▶ [YOUR TASK]: Transcribe exactly the entries from the "Serialize everything readable" line to the end, both included, minus pictures.

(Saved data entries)
(begin)

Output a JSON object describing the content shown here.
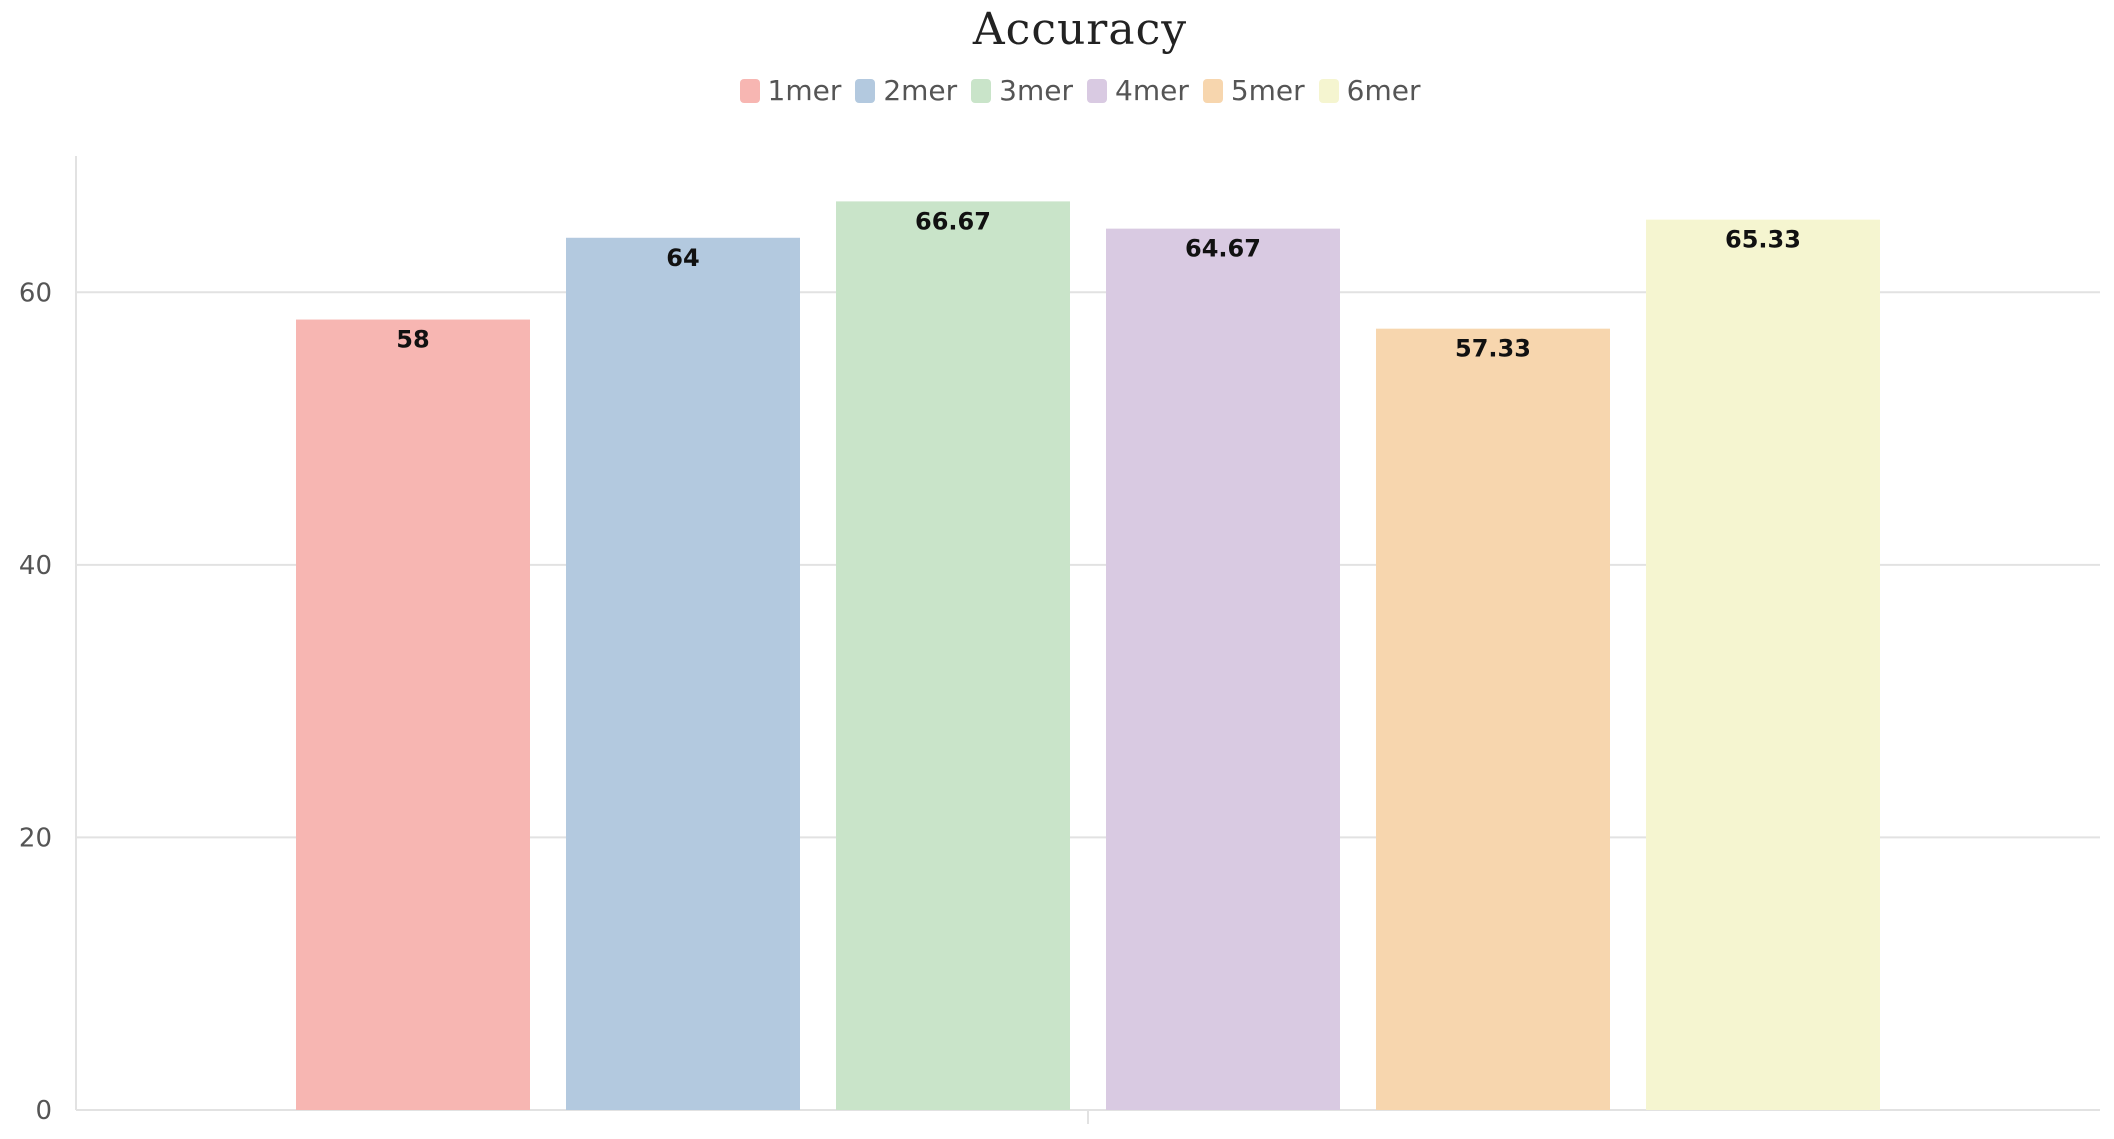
{
  "chart_data": {
    "type": "bar",
    "title": "Accuracy",
    "xlabel": "",
    "ylabel": "",
    "ylim": [
      0,
      70
    ],
    "yticks": [
      0,
      20,
      40,
      60
    ],
    "grid": true,
    "legend_position": "top-center",
    "series": [
      {
        "name": "1mer",
        "value": 58,
        "label": "58",
        "color": "#f7b6b2"
      },
      {
        "name": "2mer",
        "value": 64,
        "label": "64",
        "color": "#b3c9df"
      },
      {
        "name": "3mer",
        "value": 66.67,
        "label": "66.67",
        "color": "#c9e4c9"
      },
      {
        "name": "4mer",
        "value": 64.67,
        "label": "64.67",
        "color": "#d9cae2"
      },
      {
        "name": "5mer",
        "value": 57.33,
        "label": "57.33",
        "color": "#f7d6ae"
      },
      {
        "name": "6mer",
        "value": 65.33,
        "label": "65.33",
        "color": "#f5f5d0"
      }
    ]
  }
}
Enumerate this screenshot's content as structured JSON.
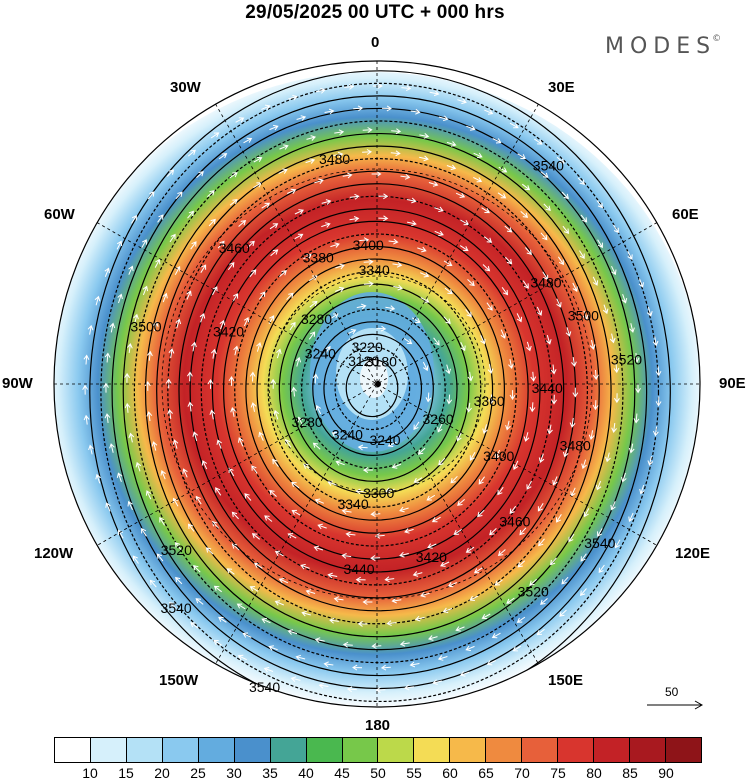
{
  "title": "29/05/2025  00 UTC  + 000 hrs",
  "brand": {
    "name": "MODES",
    "mark": "©"
  },
  "map": {
    "projection": "north-polar-stereographic",
    "longitude_labels": {
      "lon_0": "0",
      "lon_30e": "30E",
      "lon_60e": "60E",
      "lon_90e": "90E",
      "lon_120e": "120E",
      "lon_150e": "150E",
      "lon_180": "180",
      "lon_150w": "150W",
      "lon_120w": "120W",
      "lon_90w": "90W",
      "lon_60w": "60W",
      "lon_30w": "30W"
    },
    "contour_labels": [
      "3120",
      "3180",
      "3220",
      "3240",
      "3240",
      "3240",
      "3260",
      "3280",
      "3280",
      "3300",
      "3340",
      "3340",
      "3360",
      "3380",
      "3400",
      "3400",
      "3420",
      "3420",
      "3440",
      "3440",
      "3460",
      "3460",
      "3480",
      "3480",
      "3480",
      "3500",
      "3500",
      "3520",
      "3520",
      "3520",
      "3540",
      "3540",
      "3540",
      "3540"
    ],
    "vector_reference": {
      "value": "50"
    }
  },
  "colorbar": {
    "colors": [
      "#ffffff",
      "#d6f0fb",
      "#b4e1f6",
      "#8ac9ef",
      "#63acdf",
      "#4a90cc",
      "#44a596",
      "#4ab84f",
      "#77c84a",
      "#bcd94a",
      "#f4dc55",
      "#f6b94a",
      "#ef8a3f",
      "#e7603a",
      "#d8352e",
      "#c32226",
      "#a8191f",
      "#8e1418"
    ],
    "ticks": [
      "10",
      "15",
      "20",
      "25",
      "30",
      "35",
      "40",
      "45",
      "50",
      "55",
      "60",
      "65",
      "70",
      "75",
      "80",
      "85",
      "90"
    ]
  }
}
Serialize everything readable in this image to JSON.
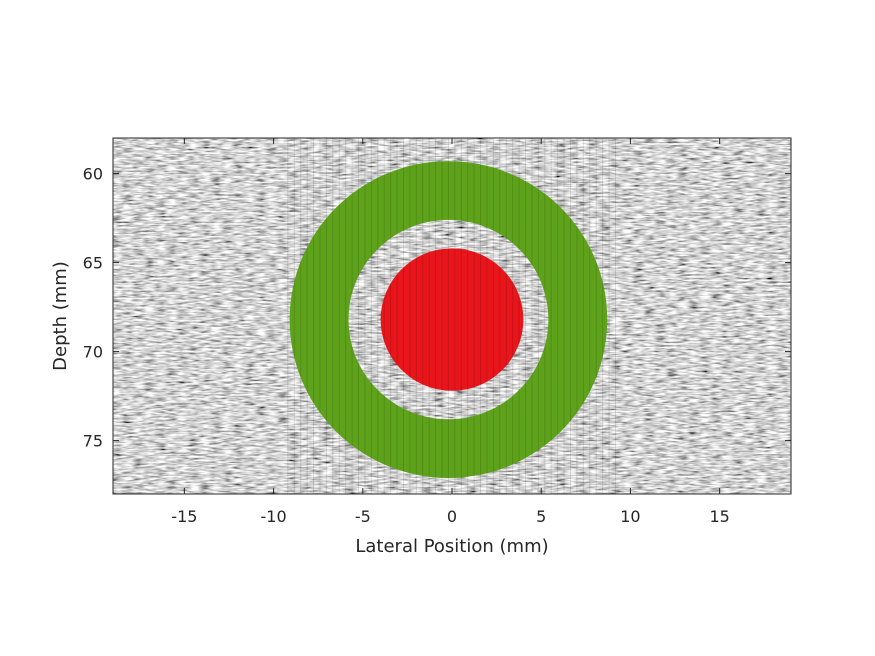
{
  "chart_data": {
    "type": "image-overlay",
    "title": "",
    "xlabel": "Lateral Position (mm)",
    "ylabel": "Depth (mm)",
    "xlim": [
      -19,
      19
    ],
    "ylim": [
      58,
      78
    ],
    "y_reversed": true,
    "x_ticks": [
      -15,
      -10,
      -5,
      0,
      5,
      10,
      15
    ],
    "y_ticks": [
      60,
      65,
      70,
      75
    ],
    "grid": false,
    "background": "grayscale ultrasound speckle",
    "regions": [
      {
        "name": "inclusion",
        "shape": "disk",
        "center": [
          0,
          68.2
        ],
        "radius": 4.0,
        "color": "#e8151b"
      },
      {
        "name": "background-ring",
        "shape": "annulus",
        "center": [
          -0.2,
          68.2
        ],
        "inner_radius": 5.6,
        "outer_radius": 8.9,
        "color": "#5ea21b"
      }
    ]
  }
}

(end)

▶ [FINAL RESULT]:
Serialize everything readable in this image to JSON.
{
  "chart_data": {
    "type": "image-overlay",
    "title": "",
    "xlabel": "Lateral Position (mm)",
    "ylabel": "Depth (mm)",
    "xlim": [
      -19,
      19
    ],
    "ylim": [
      58,
      78
    ],
    "y_reversed": true,
    "x_ticks": [
      -15,
      -10,
      -5,
      0,
      5,
      10,
      15
    ],
    "y_ticks": [
      60,
      65,
      70,
      75
    ],
    "grid": false,
    "background": "grayscale ultrasound speckle",
    "regions": [
      {
        "name": "inclusion",
        "shape": "disk",
        "center": [
          0,
          68.2
        ],
        "radius": 4.0,
        "color": "#e8151b"
      },
      {
        "name": "background-ring",
        "shape": "annulus",
        "center": [
          -0.2,
          68.2
        ],
        "inner_radius": 5.6,
        "outer_radius": 8.9,
        "color": "#5ea21b"
      }
    ]
  }
}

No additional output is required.